::: Given data :::

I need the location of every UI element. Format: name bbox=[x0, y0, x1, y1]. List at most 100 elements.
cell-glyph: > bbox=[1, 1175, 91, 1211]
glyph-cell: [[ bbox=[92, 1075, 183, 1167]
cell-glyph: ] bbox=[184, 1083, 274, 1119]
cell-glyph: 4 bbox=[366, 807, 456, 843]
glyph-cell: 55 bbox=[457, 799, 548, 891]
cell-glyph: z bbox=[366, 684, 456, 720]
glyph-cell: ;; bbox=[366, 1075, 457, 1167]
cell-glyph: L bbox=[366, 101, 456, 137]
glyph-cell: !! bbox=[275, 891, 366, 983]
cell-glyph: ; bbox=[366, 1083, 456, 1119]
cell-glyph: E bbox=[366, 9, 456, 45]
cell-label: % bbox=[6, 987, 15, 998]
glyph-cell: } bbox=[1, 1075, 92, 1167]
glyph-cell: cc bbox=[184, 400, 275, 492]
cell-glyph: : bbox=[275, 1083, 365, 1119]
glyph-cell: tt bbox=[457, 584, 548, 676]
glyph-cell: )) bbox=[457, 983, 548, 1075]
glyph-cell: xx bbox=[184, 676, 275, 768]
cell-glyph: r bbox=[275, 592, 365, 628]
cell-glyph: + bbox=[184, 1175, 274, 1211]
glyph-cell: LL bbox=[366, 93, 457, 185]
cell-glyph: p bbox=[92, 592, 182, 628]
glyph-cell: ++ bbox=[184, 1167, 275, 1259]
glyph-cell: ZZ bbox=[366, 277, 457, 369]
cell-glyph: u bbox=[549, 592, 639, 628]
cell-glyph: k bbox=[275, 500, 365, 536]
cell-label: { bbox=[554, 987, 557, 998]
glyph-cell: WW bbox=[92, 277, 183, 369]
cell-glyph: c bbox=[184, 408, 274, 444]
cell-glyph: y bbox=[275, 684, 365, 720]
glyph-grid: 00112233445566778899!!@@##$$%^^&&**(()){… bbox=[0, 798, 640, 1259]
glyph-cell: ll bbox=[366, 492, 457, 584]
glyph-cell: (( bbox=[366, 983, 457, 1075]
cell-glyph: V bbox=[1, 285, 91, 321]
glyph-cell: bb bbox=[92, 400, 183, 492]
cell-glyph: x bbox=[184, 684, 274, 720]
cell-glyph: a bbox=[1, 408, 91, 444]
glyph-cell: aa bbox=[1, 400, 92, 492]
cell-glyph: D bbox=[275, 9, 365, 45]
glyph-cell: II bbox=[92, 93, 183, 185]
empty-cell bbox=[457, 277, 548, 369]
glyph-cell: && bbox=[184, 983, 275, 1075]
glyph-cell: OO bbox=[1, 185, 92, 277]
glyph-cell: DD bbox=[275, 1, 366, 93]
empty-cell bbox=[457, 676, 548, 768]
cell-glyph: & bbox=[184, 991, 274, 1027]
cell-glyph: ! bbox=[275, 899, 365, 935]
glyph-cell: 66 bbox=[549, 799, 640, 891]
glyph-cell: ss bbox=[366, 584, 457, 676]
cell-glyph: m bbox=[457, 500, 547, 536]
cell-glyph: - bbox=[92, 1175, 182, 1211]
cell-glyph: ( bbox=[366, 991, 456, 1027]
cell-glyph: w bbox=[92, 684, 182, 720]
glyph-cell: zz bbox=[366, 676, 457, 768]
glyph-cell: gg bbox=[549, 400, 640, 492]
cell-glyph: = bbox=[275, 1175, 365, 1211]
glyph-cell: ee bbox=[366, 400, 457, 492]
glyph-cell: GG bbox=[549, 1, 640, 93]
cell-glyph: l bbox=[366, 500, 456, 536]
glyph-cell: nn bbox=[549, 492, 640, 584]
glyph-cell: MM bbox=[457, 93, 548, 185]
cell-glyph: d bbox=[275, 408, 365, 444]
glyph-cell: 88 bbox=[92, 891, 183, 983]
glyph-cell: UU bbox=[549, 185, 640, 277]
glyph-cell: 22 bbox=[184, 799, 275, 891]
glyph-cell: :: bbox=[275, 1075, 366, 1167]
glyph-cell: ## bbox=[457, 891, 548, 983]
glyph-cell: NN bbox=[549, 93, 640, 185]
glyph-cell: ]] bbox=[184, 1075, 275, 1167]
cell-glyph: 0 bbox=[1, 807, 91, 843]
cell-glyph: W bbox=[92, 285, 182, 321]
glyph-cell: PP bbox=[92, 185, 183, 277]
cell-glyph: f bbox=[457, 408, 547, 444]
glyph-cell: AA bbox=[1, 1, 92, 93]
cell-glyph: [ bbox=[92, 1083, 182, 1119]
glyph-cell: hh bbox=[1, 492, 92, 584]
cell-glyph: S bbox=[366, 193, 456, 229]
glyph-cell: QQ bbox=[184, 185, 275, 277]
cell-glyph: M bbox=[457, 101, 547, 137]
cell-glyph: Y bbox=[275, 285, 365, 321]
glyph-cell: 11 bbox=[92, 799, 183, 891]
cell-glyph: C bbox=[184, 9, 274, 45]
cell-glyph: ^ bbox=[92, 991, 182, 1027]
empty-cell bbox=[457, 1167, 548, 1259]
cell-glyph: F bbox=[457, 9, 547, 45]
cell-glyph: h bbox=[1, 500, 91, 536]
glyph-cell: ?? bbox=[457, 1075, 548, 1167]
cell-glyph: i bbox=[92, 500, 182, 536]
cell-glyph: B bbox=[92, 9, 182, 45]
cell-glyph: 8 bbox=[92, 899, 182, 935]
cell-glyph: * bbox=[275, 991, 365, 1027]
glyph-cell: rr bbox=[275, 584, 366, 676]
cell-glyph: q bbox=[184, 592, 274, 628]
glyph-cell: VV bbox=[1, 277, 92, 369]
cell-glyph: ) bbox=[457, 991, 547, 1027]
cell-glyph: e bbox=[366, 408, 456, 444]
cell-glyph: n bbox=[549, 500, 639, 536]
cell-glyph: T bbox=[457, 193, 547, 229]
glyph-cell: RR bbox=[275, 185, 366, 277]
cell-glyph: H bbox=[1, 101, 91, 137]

:::

Output every line of the records above again, unchanged and in the same order.

I need the location of every UI element. Format: name bbox=[x0, y0, x1, y1]. List at most 100 elements.
cell-glyph: > bbox=[1, 1175, 91, 1211]
glyph-cell: [[ bbox=[92, 1075, 183, 1167]
cell-glyph: ] bbox=[184, 1083, 274, 1119]
cell-glyph: 4 bbox=[366, 807, 456, 843]
glyph-cell: 55 bbox=[457, 799, 548, 891]
cell-glyph: z bbox=[366, 684, 456, 720]
glyph-cell: ;; bbox=[366, 1075, 457, 1167]
cell-glyph: L bbox=[366, 101, 456, 137]
glyph-cell: !! bbox=[275, 891, 366, 983]
cell-glyph: ; bbox=[366, 1083, 456, 1119]
cell-glyph: E bbox=[366, 9, 456, 45]
cell-label: % bbox=[6, 987, 15, 998]
glyph-cell: } bbox=[1, 1075, 92, 1167]
glyph-cell: cc bbox=[184, 400, 275, 492]
cell-glyph: : bbox=[275, 1083, 365, 1119]
glyph-cell: tt bbox=[457, 584, 548, 676]
glyph-cell: )) bbox=[457, 983, 548, 1075]
glyph-cell: xx bbox=[184, 676, 275, 768]
cell-glyph: r bbox=[275, 592, 365, 628]
cell-glyph: + bbox=[184, 1175, 274, 1211]
glyph-cell: LL bbox=[366, 93, 457, 185]
cell-glyph: p bbox=[92, 592, 182, 628]
glyph-cell: ++ bbox=[184, 1167, 275, 1259]
glyph-cell: ZZ bbox=[366, 277, 457, 369]
cell-glyph: u bbox=[549, 592, 639, 628]
cell-glyph: k bbox=[275, 500, 365, 536]
cell-label: { bbox=[554, 987, 557, 998]
glyph-cell: WW bbox=[92, 277, 183, 369]
cell-glyph: c bbox=[184, 408, 274, 444]
cell-glyph: y bbox=[275, 684, 365, 720]
glyph-grid: 00112233445566778899!!@@##$$%^^&&**(()){… bbox=[0, 798, 640, 1259]
glyph-cell: ll bbox=[366, 492, 457, 584]
glyph-cell: (( bbox=[366, 983, 457, 1075]
cell-glyph: V bbox=[1, 285, 91, 321]
glyph-cell: bb bbox=[92, 400, 183, 492]
cell-glyph: x bbox=[184, 684, 274, 720]
cell-glyph: a bbox=[1, 408, 91, 444]
glyph-cell: aa bbox=[1, 400, 92, 492]
cell-glyph: D bbox=[275, 9, 365, 45]
glyph-cell: II bbox=[92, 93, 183, 185]
empty-cell bbox=[457, 277, 548, 369]
glyph-cell: && bbox=[184, 983, 275, 1075]
glyph-cell: OO bbox=[1, 185, 92, 277]
glyph-cell: DD bbox=[275, 1, 366, 93]
empty-cell bbox=[457, 676, 548, 768]
cell-glyph: & bbox=[184, 991, 274, 1027]
cell-glyph: ! bbox=[275, 899, 365, 935]
glyph-cell: 66 bbox=[549, 799, 640, 891]
glyph-cell: ss bbox=[366, 584, 457, 676]
cell-glyph: m bbox=[457, 500, 547, 536]
cell-glyph: - bbox=[92, 1175, 182, 1211]
cell-glyph: ( bbox=[366, 991, 456, 1027]
cell-glyph: w bbox=[92, 684, 182, 720]
glyph-cell: zz bbox=[366, 676, 457, 768]
glyph-cell: gg bbox=[549, 400, 640, 492]
cell-glyph: = bbox=[275, 1175, 365, 1211]
glyph-cell: ee bbox=[366, 400, 457, 492]
glyph-cell: GG bbox=[549, 1, 640, 93]
cell-glyph: l bbox=[366, 500, 456, 536]
glyph-cell: nn bbox=[549, 492, 640, 584]
glyph-cell: MM bbox=[457, 93, 548, 185]
cell-glyph: d bbox=[275, 408, 365, 444]
glyph-cell: 88 bbox=[92, 891, 183, 983]
glyph-cell: UU bbox=[549, 185, 640, 277]
glyph-cell: 22 bbox=[184, 799, 275, 891]
glyph-cell: :: bbox=[275, 1075, 366, 1167]
glyph-cell: ## bbox=[457, 891, 548, 983]
glyph-cell: NN bbox=[549, 93, 640, 185]
glyph-cell: ]] bbox=[184, 1075, 275, 1167]
cell-glyph: 0 bbox=[1, 807, 91, 843]
cell-glyph: W bbox=[92, 285, 182, 321]
glyph-cell: PP bbox=[92, 185, 183, 277]
cell-glyph: f bbox=[457, 408, 547, 444]
glyph-cell: AA bbox=[1, 1, 92, 93]
cell-glyph: [ bbox=[92, 1083, 182, 1119]
glyph-cell: hh bbox=[1, 492, 92, 584]
cell-glyph: S bbox=[366, 193, 456, 229]
glyph-cell: QQ bbox=[184, 185, 275, 277]
cell-glyph: M bbox=[457, 101, 547, 137]
cell-glyph: Y bbox=[275, 285, 365, 321]
glyph-cell: 11 bbox=[92, 799, 183, 891]
cell-glyph: C bbox=[184, 9, 274, 45]
cell-glyph: ^ bbox=[92, 991, 182, 1027]
empty-cell bbox=[457, 1167, 548, 1259]
cell-glyph: F bbox=[457, 9, 547, 45]
cell-glyph: h bbox=[1, 500, 91, 536]
glyph-cell: ?? bbox=[457, 1075, 548, 1167]
cell-glyph: i bbox=[92, 500, 182, 536]
cell-glyph: B bbox=[92, 9, 182, 45]
cell-glyph: 8 bbox=[92, 899, 182, 935]
cell-glyph: * bbox=[275, 991, 365, 1027]
glyph-cell: rr bbox=[275, 584, 366, 676]
cell-glyph: q bbox=[184, 592, 274, 628]
glyph-cell: VV bbox=[1, 277, 92, 369]
cell-glyph: ) bbox=[457, 991, 547, 1027]
cell-glyph: e bbox=[366, 408, 456, 444]
cell-glyph: n bbox=[549, 500, 639, 536]
cell-glyph: T bbox=[457, 193, 547, 229]
glyph-cell: RR bbox=[275, 185, 366, 277]
cell-glyph: H bbox=[1, 101, 91, 137]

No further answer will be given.